[Begin RECORDS TO PROCESS]

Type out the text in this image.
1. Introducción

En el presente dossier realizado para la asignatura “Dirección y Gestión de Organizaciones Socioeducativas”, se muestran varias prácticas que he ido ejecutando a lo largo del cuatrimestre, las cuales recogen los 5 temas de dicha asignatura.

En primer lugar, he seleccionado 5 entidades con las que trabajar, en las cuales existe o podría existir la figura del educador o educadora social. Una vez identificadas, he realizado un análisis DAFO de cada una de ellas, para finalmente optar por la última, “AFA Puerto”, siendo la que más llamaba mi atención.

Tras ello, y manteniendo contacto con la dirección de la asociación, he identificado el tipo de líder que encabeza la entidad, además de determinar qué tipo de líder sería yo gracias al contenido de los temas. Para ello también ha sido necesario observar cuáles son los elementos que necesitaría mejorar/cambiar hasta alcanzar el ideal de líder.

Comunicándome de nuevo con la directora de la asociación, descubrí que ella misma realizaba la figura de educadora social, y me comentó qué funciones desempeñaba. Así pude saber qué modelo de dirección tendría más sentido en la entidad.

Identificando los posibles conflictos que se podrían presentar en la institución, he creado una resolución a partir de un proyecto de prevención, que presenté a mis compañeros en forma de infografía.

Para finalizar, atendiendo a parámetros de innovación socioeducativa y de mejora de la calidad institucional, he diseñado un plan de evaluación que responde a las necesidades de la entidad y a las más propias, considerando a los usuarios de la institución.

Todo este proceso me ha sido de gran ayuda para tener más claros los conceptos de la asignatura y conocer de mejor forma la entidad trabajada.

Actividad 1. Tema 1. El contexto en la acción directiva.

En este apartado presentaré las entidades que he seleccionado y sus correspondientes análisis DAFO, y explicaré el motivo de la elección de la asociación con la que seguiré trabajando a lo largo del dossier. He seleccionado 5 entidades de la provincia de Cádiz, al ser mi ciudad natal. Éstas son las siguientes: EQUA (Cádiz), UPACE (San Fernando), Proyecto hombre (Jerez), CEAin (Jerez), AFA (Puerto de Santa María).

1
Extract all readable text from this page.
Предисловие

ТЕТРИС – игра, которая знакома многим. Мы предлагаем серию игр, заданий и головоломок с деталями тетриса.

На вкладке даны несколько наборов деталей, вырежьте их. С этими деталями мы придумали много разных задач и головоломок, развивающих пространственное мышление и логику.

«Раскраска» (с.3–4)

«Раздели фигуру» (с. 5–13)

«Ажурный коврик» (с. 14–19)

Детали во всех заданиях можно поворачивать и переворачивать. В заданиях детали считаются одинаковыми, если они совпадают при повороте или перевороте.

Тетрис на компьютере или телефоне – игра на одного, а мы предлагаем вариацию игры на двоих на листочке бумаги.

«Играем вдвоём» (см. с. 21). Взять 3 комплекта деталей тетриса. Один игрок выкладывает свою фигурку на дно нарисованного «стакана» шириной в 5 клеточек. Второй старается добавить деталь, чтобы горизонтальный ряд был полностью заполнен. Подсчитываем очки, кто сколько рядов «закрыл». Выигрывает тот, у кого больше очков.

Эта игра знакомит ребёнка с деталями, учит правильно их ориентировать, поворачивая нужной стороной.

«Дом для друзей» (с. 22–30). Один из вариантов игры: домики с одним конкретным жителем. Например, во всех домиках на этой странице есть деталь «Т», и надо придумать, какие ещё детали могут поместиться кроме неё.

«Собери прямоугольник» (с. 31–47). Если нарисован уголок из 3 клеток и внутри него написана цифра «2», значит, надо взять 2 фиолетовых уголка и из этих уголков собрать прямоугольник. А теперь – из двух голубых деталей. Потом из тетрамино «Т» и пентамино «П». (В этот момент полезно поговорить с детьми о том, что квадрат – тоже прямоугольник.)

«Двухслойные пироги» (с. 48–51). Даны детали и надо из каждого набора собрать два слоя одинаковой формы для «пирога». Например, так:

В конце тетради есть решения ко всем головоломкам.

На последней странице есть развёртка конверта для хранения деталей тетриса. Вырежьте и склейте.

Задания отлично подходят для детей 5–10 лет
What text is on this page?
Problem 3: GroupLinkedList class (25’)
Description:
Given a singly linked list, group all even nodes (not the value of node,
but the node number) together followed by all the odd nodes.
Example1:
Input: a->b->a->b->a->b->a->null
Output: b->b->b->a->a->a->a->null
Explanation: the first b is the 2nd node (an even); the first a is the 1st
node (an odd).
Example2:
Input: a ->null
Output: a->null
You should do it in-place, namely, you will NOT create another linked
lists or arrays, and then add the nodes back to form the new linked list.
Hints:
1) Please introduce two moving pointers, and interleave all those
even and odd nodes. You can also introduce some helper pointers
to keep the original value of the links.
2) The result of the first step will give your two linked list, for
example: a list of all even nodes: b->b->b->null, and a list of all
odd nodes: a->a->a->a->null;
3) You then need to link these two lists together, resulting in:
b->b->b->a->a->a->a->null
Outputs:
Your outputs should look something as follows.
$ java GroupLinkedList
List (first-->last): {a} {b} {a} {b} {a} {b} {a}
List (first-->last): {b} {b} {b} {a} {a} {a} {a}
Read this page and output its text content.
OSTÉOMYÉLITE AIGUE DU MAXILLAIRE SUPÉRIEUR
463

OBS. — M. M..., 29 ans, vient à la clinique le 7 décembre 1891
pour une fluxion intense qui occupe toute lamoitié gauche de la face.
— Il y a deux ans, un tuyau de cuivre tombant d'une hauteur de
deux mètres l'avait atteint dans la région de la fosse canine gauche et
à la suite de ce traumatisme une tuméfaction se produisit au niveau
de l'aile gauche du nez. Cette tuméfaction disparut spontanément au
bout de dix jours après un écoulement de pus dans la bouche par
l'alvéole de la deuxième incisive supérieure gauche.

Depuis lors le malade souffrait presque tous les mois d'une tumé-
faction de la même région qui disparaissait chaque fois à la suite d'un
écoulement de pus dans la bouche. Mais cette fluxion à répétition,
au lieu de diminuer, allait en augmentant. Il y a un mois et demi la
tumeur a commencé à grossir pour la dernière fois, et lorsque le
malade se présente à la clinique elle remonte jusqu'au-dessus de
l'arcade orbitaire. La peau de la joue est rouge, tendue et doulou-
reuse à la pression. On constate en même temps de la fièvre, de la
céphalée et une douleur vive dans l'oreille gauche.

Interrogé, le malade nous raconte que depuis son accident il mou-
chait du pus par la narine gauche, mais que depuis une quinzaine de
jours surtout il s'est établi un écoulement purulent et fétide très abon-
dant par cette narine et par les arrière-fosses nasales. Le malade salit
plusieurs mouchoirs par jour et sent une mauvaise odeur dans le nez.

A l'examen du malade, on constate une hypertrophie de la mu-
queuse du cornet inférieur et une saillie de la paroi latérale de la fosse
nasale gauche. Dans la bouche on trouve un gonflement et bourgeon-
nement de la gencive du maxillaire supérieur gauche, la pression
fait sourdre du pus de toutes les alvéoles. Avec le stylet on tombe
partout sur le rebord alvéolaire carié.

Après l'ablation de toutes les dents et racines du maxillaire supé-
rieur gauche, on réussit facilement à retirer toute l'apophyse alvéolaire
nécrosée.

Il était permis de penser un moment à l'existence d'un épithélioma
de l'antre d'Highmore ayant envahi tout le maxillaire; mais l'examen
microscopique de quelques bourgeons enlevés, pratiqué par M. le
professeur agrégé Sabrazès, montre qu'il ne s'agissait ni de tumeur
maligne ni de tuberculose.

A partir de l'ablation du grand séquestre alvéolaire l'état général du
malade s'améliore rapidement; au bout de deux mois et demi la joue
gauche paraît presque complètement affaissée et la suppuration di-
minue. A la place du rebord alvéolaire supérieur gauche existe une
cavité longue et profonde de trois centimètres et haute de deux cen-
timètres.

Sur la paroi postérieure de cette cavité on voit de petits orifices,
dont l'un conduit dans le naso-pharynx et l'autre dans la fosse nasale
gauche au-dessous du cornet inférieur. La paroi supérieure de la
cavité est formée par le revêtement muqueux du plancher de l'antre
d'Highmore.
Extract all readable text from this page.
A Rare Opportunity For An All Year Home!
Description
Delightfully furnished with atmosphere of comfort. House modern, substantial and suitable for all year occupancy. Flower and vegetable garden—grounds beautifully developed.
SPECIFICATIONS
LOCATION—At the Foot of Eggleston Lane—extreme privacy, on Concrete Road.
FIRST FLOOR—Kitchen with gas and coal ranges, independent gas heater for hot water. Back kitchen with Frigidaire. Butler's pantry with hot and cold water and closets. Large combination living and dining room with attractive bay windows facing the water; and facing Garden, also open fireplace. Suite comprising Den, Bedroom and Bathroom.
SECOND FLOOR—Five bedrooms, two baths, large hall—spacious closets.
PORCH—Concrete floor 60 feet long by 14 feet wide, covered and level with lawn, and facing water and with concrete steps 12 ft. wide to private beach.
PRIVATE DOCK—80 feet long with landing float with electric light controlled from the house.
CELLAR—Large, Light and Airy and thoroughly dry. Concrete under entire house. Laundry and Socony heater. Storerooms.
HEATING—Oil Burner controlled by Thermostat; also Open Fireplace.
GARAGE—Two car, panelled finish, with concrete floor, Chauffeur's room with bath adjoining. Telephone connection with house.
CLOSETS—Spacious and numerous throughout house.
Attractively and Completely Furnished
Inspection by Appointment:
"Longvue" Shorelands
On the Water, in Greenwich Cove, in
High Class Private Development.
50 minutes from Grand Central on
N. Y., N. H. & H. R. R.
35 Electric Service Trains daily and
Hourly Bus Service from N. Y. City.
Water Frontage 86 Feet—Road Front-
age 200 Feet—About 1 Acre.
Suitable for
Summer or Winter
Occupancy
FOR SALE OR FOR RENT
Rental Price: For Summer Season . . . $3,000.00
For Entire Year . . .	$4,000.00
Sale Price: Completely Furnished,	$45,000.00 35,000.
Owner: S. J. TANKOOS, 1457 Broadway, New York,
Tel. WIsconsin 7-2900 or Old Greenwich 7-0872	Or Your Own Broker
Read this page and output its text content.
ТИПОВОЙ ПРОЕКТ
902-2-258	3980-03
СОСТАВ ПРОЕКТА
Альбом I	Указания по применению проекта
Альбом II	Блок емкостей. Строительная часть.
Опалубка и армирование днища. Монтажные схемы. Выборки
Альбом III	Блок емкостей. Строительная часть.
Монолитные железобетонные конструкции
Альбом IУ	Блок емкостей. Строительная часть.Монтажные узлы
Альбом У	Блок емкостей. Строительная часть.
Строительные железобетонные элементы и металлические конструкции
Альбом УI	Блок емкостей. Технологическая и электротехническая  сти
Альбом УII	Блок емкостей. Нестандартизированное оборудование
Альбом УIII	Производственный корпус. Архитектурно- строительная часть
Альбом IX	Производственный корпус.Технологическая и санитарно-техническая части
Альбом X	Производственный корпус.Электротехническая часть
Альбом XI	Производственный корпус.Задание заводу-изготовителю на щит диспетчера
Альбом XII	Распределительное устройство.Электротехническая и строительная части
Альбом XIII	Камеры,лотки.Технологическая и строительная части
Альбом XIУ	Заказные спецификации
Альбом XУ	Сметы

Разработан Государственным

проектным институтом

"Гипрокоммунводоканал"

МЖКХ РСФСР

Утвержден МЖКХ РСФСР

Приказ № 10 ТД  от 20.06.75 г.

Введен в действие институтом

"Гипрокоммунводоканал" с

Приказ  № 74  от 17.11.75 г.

[End RECORDS TO PROCESS]

▸ TASK BRIEF: Gather from the data above every line with the string "heater".

▸ RESULT OF THIS EXERCISE:
FIRST FLOOR—Kitchen with gas and coal ranges, independent gas heater for hot water. Back kitchen with Frigidaire. Butler's pantry with hot and cold water and closets. Large combination living and dining room with attractive bay windows facing the water; and facing Garden, also open fireplace. Suite comprising Den, Bedroom and Bathroom.
CELLAR—Large, Light and Airy and thoroughly dry. Concrete under entire house. Laundry and Socony heater. Storerooms.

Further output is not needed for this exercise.